* _WHAT YOU NEED TO DO_: Which lines in the material below contain the word "document"? Copy each of them.

* start RECORDED DATA *

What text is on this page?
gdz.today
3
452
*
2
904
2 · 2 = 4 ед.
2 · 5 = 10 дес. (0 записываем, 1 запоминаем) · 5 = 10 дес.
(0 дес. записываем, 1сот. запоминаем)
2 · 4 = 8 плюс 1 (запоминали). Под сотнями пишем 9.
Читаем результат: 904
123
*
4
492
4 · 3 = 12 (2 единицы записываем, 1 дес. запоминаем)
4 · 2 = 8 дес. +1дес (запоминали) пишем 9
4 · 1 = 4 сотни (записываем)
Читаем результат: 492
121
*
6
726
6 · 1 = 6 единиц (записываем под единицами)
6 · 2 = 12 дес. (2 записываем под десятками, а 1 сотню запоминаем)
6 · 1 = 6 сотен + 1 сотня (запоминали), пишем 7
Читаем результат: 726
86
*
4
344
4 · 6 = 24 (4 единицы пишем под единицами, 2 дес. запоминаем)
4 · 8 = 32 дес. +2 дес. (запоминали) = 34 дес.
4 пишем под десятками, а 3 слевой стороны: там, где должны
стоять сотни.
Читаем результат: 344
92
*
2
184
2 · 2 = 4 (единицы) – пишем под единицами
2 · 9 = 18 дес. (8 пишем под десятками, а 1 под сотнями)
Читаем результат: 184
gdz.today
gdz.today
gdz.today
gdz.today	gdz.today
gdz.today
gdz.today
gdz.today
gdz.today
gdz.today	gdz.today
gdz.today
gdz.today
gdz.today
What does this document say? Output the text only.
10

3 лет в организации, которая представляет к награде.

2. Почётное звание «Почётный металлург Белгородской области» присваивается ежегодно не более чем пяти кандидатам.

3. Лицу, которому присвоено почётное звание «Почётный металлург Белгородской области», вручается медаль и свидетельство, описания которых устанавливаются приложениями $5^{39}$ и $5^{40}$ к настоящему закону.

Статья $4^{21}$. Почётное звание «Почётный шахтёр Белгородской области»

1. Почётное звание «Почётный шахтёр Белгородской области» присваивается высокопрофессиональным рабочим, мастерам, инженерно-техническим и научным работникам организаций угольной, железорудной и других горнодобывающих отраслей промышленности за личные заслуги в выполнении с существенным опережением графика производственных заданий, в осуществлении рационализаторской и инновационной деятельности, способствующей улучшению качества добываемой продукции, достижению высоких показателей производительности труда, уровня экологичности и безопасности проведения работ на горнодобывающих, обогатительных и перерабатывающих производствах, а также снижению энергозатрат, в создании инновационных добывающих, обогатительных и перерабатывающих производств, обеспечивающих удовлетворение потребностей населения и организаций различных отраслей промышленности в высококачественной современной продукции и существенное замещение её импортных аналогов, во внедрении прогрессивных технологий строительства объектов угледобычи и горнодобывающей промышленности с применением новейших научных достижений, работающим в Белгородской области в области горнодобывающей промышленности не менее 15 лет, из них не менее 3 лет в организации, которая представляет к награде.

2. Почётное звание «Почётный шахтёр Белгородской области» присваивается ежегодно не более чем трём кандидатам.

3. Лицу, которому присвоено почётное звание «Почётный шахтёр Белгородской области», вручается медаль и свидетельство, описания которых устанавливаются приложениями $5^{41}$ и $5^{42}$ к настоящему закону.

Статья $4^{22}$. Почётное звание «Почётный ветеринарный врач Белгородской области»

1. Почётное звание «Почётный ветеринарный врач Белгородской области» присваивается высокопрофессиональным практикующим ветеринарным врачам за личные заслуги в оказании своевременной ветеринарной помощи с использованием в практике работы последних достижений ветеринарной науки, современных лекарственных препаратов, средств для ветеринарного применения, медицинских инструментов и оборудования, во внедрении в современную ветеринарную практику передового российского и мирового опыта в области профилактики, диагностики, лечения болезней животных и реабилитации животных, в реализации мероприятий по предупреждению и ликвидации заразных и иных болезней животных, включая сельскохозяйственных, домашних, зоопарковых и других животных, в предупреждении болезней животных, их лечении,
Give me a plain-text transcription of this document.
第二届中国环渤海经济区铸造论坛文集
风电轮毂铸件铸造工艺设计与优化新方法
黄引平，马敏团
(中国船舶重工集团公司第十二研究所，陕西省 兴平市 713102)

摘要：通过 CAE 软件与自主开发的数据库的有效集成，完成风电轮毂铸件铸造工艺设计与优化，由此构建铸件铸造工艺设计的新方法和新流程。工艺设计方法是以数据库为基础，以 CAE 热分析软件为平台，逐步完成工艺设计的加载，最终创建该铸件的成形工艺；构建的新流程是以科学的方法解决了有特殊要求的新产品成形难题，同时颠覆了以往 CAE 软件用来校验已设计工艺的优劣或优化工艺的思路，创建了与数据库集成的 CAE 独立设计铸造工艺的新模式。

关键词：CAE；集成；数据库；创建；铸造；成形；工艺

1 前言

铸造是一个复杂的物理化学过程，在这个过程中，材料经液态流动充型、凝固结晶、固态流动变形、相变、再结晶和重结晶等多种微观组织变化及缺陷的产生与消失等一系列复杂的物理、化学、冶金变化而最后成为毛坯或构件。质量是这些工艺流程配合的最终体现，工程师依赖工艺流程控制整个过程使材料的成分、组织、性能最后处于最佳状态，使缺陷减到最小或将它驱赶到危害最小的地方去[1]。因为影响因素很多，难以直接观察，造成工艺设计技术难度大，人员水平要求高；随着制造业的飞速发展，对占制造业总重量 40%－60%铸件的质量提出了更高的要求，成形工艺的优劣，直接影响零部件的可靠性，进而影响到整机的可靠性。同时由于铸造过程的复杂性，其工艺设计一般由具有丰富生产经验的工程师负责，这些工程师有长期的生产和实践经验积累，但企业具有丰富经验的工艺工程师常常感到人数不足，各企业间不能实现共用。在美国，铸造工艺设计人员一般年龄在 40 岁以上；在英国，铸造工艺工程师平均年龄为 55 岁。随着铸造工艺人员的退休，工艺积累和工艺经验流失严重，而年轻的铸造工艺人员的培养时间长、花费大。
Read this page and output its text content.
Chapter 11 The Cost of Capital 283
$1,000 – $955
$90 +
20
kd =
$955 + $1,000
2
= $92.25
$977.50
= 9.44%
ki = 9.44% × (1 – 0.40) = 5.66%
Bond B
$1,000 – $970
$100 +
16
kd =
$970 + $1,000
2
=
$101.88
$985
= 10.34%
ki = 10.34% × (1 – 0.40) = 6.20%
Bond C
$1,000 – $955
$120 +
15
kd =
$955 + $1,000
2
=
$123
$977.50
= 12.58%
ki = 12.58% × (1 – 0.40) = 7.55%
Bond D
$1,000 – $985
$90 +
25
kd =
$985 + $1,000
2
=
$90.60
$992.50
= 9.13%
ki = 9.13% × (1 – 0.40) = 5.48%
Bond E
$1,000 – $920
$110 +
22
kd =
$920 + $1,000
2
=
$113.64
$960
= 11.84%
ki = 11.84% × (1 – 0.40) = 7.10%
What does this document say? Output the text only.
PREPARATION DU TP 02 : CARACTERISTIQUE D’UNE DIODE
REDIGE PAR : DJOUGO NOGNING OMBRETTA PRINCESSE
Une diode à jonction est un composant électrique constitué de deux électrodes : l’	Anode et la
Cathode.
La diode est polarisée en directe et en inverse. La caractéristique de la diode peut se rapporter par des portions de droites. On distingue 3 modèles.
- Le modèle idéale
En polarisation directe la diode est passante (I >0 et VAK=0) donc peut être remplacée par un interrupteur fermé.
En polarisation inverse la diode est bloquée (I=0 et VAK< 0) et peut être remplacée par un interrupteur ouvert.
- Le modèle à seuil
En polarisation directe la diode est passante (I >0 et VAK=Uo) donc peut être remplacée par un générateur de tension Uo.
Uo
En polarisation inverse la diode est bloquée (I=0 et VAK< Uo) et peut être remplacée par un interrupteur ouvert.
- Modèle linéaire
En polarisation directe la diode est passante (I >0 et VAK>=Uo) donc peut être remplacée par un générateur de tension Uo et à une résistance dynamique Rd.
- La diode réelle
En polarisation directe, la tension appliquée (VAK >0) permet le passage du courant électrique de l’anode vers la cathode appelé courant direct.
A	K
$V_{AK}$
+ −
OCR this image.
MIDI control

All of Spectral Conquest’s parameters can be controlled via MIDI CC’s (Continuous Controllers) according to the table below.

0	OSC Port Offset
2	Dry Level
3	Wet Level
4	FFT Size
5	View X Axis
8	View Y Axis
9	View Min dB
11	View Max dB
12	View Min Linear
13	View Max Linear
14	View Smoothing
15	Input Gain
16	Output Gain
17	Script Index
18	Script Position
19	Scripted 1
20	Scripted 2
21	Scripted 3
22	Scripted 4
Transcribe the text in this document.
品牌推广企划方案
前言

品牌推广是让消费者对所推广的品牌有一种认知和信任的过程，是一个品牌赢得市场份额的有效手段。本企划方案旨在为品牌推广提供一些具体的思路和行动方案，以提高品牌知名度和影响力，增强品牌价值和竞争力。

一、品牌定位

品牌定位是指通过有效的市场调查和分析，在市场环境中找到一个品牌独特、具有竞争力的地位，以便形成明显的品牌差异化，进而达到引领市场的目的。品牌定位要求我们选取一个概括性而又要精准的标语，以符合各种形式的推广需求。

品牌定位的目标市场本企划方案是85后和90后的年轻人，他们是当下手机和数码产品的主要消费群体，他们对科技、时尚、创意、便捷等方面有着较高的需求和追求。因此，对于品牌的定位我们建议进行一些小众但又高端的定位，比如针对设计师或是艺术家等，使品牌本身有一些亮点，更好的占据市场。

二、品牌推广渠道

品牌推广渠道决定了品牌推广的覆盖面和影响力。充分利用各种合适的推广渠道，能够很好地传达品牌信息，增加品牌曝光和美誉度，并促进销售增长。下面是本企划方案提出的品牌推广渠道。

* end RECORDED DATA *

* _RESULT BELOW_:
What does this document say? Output the text only.
Give me a plain-text transcription of this document.
What does this document say? Output the text only.
Transcribe the text in this document.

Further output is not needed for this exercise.